- _WHAT YOU SHOULD DO_:
Copy the full set of lines exactly as given.

- _RECORDS FOR THIS EXERCISE_:
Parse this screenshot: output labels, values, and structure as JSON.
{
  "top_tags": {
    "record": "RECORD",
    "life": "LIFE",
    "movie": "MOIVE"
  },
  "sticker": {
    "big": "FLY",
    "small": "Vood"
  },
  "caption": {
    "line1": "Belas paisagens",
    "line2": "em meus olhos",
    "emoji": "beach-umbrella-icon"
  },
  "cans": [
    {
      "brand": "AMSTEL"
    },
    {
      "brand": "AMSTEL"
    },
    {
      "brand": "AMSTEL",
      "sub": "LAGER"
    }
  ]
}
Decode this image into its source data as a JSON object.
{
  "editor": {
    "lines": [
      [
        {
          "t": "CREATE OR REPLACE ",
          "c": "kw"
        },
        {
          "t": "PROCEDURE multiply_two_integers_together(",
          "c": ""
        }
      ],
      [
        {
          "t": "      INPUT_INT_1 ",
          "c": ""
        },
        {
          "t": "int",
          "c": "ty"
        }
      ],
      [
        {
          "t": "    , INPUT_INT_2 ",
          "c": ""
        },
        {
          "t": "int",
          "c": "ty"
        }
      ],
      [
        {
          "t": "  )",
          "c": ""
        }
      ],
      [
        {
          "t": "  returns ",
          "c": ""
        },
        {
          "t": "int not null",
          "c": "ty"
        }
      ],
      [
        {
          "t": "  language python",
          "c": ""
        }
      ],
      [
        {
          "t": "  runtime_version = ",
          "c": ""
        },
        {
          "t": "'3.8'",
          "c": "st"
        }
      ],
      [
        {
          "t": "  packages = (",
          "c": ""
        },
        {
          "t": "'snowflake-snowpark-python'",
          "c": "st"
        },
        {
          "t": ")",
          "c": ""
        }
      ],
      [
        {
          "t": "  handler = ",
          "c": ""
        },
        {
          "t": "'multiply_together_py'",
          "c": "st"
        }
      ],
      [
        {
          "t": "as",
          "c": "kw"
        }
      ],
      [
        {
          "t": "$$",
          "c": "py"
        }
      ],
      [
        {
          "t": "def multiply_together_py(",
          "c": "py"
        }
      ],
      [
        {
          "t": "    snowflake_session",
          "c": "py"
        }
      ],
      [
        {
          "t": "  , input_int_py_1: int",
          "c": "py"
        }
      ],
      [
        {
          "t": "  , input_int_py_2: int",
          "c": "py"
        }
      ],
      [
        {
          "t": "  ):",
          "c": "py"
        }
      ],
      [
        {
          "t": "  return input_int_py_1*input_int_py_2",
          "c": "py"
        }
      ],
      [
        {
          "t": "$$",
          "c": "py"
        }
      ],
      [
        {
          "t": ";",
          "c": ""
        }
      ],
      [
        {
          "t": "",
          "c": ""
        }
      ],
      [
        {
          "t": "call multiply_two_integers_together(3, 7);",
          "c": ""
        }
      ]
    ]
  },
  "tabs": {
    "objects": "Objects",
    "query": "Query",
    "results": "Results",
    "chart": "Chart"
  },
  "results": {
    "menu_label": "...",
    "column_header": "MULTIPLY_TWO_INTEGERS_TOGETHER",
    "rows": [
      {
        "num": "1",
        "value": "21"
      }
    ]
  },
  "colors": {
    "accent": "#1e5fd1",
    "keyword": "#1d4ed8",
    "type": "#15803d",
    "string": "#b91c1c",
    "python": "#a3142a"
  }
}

- _THE SOLUTION_:
Parse this screenshot: output labels, values, and structure as JSON.
{
  "top_tags": {
    "record": "RECORD",
    "life": "LIFE",
    "movie": "MOIVE"
  },
  "sticker": {
    "big": "FLY",
    "small": "Vood"
  },
  "caption": {
    "line1": "Belas paisagens",
    "line2": "em meus olhos",
    "emoji": "beach-umbrella-icon"
  },
  "cans": [
    {
      "brand": "AMSTEL"
    },
    {
      "brand": "AMSTEL"
    },
    {
      "brand": "AMSTEL",
      "sub": "LAGER"
    }
  ]
}
Decode this image into its source data as a JSON object.
{
  "editor": {
    "lines": [
      [
        {
          "t": "CREATE OR REPLACE ",
          "c": "kw"
        },
        {
          "t": "PROCEDURE multiply_two_integers_together(",
          "c": ""
        }
      ],
      [
        {
          "t": "      INPUT_INT_1 ",
          "c": ""
        },
        {
          "t": "int",
          "c": "ty"
        }
      ],
      [
        {
          "t": "    , INPUT_INT_2 ",
          "c": ""
        },
        {
          "t": "int",
          "c": "ty"
        }
      ],
      [
        {
          "t": "  )",
          "c": ""
        }
      ],
      [
        {
          "t": "  returns ",
          "c": ""
        },
        {
          "t": "int not null",
          "c": "ty"
        }
      ],
      [
        {
          "t": "  language python",
          "c": ""
        }
      ],
      [
        {
          "t": "  runtime_version = ",
          "c": ""
        },
        {
          "t": "'3.8'",
          "c": "st"
        }
      ],
      [
        {
          "t": "  packages = (",
          "c": ""
        },
        {
          "t": "'snowflake-snowpark-python'",
          "c": "st"
        },
        {
          "t": ")",
          "c": ""
        }
      ],
      [
        {
          "t": "  handler = ",
          "c": ""
        },
        {
          "t": "'multiply_together_py'",
          "c": "st"
        }
      ],
      [
        {
          "t": "as",
          "c": "kw"
        }
      ],
      [
        {
          "t": "$$",
          "c": "py"
        }
      ],
      [
        {
          "t": "def multiply_together_py(",
          "c": "py"
        }
      ],
      [
        {
          "t": "    snowflake_session",
          "c": "py"
        }
      ],
      [
        {
          "t": "  , input_int_py_1: int",
          "c": "py"
        }
      ],
      [
        {
          "t": "  , input_int_py_2: int",
          "c": "py"
        }
      ],
      [
        {
          "t": "  ):",
          "c": "py"
        }
      ],
      [
        {
          "t": "  return input_int_py_1*input_int_py_2",
          "c": "py"
        }
      ],
      [
        {
          "t": "$$",
          "c": "py"
        }
      ],
      [
        {
          "t": ";",
          "c": ""
        }
      ],
      [
        {
          "t": "",
          "c": ""
        }
      ],
      [
        {
          "t": "call multiply_two_integers_together(3, 7);",
          "c": ""
        }
      ]
    ]
  },
  "tabs": {
    "objects": "Objects",
    "query": "Query",
    "results": "Results",
    "chart": "Chart"
  },
  "results": {
    "menu_label": "...",
    "column_header": "MULTIPLY_TWO_INTEGERS_TOGETHER",
    "rows": [
      {
        "num": "1",
        "value": "21"
      }
    ]
  },
  "colors": {
    "accent": "#1e5fd1",
    "keyword": "#1d4ed8",
    "type": "#15803d",
    "string": "#b91c1c",
    "python": "#a3142a"
  }
}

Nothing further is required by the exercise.